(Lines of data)
----
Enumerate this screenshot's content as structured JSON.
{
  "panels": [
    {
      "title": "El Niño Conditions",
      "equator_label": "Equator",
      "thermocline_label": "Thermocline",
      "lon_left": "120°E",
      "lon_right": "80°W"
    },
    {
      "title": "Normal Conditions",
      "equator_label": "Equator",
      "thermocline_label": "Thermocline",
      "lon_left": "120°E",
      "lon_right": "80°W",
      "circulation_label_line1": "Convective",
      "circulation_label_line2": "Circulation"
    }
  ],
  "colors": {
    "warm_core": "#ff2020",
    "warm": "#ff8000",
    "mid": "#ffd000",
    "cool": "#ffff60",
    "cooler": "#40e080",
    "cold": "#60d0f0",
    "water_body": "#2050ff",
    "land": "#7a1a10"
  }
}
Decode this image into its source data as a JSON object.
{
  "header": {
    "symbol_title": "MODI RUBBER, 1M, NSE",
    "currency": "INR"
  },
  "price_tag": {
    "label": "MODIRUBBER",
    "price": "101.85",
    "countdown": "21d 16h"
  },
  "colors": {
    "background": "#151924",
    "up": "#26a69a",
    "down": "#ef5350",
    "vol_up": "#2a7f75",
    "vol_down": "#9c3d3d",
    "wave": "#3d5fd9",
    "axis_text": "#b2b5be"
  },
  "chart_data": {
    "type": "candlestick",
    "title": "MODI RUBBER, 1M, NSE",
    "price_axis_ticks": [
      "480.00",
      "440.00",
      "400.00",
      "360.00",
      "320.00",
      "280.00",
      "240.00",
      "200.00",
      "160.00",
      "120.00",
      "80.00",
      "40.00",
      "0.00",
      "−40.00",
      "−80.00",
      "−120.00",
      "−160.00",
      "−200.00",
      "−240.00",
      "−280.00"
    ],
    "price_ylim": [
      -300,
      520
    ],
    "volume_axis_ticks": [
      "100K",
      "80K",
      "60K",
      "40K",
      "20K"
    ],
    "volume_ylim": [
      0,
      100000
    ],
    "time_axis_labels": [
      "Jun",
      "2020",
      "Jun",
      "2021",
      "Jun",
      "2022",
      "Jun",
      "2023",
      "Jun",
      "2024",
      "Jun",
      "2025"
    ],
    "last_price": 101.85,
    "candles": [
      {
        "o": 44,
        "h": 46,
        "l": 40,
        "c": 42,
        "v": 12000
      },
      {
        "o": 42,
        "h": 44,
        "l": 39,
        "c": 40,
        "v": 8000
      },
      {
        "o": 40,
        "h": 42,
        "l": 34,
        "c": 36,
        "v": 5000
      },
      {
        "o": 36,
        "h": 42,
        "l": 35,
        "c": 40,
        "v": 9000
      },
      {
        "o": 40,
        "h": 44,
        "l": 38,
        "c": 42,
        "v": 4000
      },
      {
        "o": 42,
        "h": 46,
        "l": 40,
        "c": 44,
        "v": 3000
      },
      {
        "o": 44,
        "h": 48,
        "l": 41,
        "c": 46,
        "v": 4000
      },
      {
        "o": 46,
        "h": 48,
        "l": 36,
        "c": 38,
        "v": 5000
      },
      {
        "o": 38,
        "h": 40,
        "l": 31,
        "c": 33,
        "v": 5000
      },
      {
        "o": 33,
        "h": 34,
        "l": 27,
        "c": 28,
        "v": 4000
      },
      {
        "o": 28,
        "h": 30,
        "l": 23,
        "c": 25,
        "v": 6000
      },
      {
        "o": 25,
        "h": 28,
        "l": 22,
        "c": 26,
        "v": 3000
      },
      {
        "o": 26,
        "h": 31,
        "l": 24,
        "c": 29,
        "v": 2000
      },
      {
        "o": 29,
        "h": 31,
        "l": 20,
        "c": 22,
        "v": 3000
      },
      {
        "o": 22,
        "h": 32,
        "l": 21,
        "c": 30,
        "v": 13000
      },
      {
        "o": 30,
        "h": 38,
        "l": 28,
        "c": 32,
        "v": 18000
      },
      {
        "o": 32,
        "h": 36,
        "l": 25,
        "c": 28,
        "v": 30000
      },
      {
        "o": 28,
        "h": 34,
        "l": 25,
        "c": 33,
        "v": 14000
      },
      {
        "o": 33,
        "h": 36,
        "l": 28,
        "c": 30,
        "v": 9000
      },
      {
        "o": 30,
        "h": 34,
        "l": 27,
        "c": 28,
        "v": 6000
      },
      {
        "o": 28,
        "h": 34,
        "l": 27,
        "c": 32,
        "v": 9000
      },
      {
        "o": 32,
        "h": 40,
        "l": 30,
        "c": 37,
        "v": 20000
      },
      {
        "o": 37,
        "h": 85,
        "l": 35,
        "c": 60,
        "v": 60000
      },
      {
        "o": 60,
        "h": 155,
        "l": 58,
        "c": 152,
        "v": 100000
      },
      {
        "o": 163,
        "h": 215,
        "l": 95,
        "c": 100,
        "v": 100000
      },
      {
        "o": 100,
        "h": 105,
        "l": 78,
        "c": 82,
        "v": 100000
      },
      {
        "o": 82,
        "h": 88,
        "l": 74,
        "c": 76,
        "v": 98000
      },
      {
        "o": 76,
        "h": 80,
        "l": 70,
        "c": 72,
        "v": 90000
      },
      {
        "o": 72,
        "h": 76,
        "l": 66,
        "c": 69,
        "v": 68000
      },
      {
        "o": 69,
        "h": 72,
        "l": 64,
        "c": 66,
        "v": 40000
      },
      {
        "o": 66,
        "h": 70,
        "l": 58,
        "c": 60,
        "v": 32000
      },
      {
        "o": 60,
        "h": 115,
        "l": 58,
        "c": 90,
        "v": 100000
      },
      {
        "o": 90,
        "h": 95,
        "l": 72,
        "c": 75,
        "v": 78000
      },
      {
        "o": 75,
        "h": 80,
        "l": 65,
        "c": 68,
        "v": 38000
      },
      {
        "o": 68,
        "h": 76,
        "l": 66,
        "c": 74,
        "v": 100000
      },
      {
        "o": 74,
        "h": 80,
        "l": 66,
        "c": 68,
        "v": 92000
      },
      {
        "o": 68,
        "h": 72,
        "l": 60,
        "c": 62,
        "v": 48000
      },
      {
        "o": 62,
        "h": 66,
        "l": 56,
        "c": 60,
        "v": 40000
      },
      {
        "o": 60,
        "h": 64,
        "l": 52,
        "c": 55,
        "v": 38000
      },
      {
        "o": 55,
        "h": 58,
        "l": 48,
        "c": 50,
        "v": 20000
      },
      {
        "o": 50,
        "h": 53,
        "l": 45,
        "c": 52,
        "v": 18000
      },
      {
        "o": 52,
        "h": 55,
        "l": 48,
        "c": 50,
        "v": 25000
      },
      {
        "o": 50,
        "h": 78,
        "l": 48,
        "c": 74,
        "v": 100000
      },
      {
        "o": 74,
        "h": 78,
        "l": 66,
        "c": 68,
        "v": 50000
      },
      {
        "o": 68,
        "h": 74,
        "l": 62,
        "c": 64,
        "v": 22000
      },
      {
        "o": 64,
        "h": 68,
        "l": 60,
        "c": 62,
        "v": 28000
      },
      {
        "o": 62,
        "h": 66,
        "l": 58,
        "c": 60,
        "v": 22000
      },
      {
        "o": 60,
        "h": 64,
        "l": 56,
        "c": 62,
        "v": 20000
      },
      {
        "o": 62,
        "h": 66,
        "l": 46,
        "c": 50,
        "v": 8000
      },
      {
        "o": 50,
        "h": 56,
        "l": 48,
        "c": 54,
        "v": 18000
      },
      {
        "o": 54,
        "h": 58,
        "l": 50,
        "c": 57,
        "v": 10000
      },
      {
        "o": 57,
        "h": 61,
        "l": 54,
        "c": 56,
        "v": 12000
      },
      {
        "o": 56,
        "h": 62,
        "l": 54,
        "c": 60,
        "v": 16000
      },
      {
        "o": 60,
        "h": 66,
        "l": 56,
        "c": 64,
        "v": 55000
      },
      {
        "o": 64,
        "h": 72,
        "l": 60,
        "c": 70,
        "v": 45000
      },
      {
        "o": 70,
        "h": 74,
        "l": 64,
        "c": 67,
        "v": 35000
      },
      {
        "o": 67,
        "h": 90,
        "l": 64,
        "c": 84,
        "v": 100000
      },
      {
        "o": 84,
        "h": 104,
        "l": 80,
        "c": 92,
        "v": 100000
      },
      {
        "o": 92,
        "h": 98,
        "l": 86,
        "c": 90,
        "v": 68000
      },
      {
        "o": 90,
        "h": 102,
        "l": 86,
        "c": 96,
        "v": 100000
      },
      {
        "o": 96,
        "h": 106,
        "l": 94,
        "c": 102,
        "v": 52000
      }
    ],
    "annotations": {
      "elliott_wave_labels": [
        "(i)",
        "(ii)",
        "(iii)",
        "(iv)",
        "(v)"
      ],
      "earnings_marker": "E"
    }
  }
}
----
Task brief:
Among the entries, how many lines contain the string "Conditions"? Give the number without anything else.

Task result:
2